• **What the task requires**:
Go through the lines below. Copy those with "failure".
-*-
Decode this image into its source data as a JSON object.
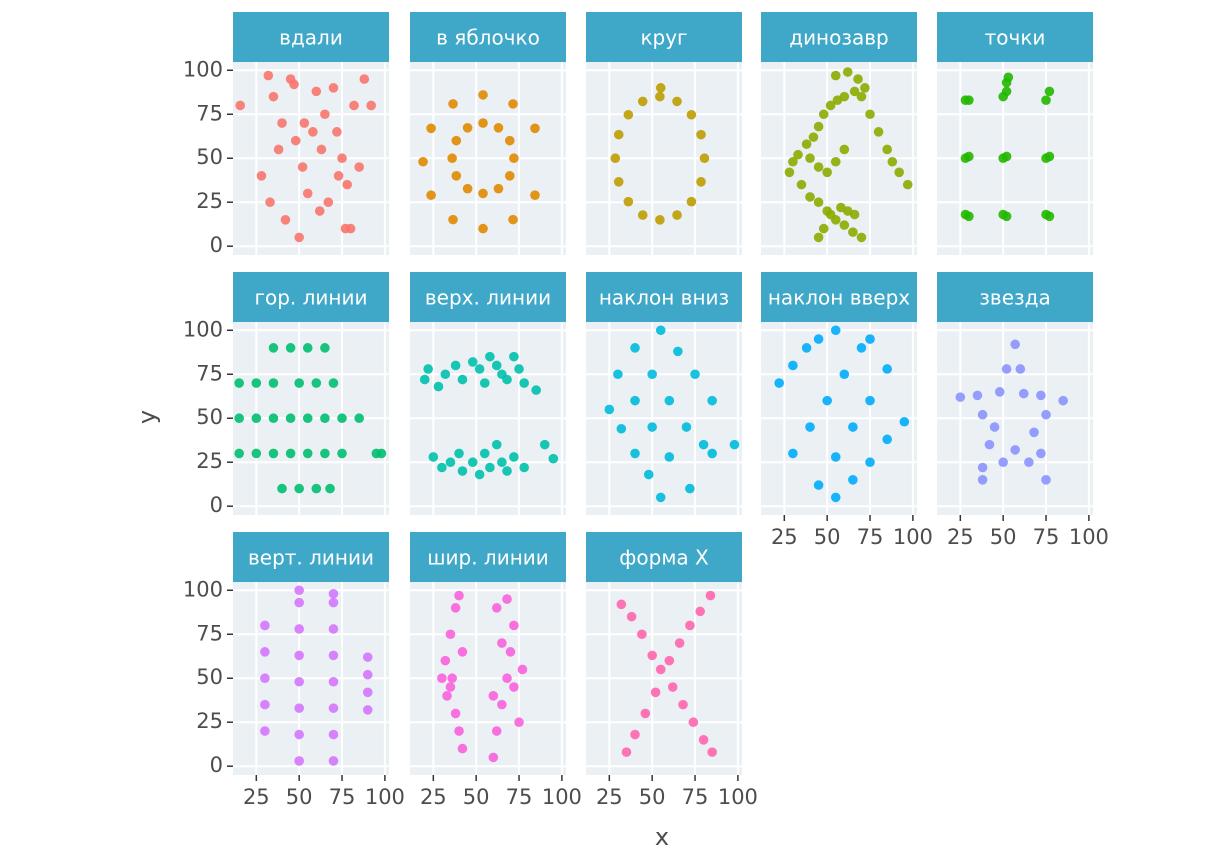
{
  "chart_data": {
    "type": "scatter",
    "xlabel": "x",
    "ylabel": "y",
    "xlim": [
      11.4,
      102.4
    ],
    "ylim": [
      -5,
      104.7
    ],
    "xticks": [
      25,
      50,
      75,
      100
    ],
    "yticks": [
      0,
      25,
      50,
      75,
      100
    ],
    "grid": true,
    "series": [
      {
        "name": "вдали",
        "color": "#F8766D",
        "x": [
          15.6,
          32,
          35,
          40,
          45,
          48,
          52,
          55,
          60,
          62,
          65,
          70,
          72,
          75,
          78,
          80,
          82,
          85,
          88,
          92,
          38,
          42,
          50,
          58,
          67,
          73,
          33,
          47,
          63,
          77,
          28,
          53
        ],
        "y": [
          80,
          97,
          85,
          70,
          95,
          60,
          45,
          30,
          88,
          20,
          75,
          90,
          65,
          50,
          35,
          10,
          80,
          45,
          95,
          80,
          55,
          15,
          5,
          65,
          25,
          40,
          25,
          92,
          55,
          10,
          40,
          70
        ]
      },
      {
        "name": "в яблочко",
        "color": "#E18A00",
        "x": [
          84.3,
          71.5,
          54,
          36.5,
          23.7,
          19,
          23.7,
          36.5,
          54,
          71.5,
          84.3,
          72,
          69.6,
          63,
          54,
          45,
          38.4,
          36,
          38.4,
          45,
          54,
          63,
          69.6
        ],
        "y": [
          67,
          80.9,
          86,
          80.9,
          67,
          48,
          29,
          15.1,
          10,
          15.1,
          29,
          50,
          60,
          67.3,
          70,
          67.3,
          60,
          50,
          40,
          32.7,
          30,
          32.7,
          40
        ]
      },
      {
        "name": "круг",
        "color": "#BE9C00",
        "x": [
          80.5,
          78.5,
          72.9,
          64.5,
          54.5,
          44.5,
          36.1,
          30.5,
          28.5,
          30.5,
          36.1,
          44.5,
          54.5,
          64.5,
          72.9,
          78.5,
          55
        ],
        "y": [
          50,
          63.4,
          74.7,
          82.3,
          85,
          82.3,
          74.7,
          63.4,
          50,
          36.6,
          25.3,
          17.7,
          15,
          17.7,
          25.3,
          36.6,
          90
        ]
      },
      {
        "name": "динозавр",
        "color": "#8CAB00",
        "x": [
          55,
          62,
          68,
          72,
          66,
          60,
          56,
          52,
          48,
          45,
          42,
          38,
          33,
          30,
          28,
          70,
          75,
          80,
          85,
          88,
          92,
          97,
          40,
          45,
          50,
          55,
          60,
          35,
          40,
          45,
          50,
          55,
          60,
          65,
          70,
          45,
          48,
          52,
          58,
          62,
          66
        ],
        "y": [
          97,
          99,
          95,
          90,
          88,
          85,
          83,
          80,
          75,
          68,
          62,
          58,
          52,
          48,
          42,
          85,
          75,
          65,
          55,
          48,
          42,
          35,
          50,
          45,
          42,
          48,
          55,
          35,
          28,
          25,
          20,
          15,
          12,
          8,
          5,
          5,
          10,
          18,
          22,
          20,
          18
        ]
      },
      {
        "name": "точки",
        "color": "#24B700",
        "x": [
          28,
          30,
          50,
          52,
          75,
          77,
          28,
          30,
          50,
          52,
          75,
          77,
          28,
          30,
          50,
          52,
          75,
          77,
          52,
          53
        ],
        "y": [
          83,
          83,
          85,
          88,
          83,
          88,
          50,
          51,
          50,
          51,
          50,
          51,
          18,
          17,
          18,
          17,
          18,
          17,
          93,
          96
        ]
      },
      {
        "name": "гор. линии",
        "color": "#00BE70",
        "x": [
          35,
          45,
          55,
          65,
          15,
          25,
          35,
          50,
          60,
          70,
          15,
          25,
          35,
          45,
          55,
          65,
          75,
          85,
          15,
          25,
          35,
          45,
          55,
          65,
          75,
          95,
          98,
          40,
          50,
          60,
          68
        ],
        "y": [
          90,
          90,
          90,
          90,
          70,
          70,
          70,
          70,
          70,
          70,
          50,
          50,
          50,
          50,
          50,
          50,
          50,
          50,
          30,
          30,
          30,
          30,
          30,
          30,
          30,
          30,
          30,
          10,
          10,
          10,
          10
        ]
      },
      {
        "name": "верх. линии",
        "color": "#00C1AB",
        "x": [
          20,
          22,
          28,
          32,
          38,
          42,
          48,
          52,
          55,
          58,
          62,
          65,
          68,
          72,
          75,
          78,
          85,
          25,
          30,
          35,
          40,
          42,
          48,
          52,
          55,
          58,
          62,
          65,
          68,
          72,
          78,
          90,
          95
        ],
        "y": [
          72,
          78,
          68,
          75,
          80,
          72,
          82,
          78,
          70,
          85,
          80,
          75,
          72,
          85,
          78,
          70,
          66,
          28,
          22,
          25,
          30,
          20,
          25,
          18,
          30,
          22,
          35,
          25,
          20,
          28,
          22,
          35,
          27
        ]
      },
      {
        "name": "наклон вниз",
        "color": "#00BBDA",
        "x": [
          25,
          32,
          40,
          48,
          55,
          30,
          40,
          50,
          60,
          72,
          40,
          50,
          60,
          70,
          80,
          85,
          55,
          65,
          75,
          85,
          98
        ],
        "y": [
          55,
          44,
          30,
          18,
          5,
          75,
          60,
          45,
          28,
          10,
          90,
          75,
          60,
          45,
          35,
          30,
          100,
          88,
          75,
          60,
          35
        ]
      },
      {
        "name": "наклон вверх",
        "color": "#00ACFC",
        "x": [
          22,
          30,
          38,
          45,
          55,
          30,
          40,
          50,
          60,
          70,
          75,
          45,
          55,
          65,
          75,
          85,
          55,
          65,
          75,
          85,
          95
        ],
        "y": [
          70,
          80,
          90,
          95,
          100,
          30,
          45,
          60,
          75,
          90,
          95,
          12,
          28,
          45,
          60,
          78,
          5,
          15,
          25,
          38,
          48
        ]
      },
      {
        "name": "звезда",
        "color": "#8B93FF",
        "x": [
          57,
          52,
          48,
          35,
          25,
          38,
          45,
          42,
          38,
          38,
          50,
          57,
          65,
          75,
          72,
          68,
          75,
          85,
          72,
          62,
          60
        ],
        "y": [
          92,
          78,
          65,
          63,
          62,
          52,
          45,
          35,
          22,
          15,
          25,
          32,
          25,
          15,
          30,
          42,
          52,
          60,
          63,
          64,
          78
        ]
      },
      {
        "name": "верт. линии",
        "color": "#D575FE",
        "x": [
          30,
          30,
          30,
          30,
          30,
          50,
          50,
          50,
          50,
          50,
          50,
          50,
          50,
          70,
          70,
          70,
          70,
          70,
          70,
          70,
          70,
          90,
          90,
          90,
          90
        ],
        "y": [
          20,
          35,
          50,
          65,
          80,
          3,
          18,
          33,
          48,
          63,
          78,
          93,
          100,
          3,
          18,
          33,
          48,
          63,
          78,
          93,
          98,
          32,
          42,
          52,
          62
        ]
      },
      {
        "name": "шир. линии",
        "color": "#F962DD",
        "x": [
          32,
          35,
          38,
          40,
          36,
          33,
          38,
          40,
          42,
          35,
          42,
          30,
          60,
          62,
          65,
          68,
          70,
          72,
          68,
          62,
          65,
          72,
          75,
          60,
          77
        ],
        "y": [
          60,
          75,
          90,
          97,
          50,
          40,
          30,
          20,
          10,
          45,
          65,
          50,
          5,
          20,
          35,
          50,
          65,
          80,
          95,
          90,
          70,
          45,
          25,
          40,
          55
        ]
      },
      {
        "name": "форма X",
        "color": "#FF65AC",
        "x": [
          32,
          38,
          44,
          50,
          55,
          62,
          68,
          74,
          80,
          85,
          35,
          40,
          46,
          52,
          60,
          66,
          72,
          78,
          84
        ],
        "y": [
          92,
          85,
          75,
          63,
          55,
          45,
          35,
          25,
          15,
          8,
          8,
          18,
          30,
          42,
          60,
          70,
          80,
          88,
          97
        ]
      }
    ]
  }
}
-*-
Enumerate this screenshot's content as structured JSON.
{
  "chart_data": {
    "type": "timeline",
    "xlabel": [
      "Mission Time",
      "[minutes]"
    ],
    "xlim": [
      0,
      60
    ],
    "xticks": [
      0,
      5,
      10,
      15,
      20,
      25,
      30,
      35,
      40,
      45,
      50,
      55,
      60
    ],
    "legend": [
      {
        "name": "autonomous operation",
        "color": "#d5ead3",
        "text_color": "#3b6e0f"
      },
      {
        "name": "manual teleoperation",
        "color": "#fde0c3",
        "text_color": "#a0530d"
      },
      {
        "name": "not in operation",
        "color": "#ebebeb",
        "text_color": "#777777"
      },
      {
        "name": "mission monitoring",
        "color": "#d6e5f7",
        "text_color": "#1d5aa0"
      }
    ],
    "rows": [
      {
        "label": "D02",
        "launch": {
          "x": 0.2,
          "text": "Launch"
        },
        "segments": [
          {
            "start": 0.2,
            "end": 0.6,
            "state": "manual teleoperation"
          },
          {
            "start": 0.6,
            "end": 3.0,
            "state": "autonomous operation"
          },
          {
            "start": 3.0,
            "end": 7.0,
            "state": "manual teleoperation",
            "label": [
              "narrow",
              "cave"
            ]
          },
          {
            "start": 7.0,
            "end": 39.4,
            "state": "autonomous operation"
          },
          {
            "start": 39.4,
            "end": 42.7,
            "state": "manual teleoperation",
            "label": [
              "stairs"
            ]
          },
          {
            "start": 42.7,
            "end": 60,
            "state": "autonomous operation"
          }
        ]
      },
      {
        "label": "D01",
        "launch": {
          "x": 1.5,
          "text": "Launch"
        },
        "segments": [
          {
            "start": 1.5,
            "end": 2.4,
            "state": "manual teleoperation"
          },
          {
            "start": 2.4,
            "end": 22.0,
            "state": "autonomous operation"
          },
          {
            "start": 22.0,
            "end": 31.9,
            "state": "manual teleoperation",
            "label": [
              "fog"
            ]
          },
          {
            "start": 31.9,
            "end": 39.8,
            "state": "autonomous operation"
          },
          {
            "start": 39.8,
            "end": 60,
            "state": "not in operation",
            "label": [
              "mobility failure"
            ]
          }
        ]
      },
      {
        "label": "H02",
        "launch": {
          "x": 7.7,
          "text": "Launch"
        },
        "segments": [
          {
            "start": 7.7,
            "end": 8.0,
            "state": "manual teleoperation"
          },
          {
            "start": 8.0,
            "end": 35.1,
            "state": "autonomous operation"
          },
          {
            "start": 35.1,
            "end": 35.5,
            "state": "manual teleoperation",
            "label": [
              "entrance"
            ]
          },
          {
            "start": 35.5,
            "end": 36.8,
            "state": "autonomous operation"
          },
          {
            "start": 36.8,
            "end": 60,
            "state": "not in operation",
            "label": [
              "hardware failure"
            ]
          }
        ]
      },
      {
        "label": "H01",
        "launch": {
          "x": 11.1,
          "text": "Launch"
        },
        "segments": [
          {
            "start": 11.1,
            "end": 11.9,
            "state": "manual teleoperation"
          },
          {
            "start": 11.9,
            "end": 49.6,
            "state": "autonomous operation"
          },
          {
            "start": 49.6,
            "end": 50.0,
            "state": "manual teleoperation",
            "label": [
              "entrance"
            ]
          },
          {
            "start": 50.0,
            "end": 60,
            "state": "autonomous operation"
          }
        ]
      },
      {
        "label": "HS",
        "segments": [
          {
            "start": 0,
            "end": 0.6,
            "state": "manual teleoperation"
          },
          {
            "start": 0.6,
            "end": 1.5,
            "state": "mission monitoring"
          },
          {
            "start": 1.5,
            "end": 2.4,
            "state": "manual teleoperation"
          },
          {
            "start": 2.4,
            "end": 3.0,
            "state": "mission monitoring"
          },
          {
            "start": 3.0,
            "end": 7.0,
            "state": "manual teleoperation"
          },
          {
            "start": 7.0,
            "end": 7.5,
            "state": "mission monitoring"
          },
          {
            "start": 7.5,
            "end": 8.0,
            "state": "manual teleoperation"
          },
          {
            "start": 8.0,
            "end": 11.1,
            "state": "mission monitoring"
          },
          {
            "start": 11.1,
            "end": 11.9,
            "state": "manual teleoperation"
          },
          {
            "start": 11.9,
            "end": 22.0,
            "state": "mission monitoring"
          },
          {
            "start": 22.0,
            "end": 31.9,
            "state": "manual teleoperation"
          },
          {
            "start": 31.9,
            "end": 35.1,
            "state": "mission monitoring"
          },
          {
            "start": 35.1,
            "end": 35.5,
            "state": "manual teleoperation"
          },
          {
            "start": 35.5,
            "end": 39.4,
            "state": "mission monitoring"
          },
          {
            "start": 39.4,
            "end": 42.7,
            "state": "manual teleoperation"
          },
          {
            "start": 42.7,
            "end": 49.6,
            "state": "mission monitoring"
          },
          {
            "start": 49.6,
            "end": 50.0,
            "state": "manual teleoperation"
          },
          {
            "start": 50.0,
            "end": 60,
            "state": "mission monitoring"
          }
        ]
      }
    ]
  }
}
-*-
• **Answer below**:
              "mobility failure"
              "hardware failure"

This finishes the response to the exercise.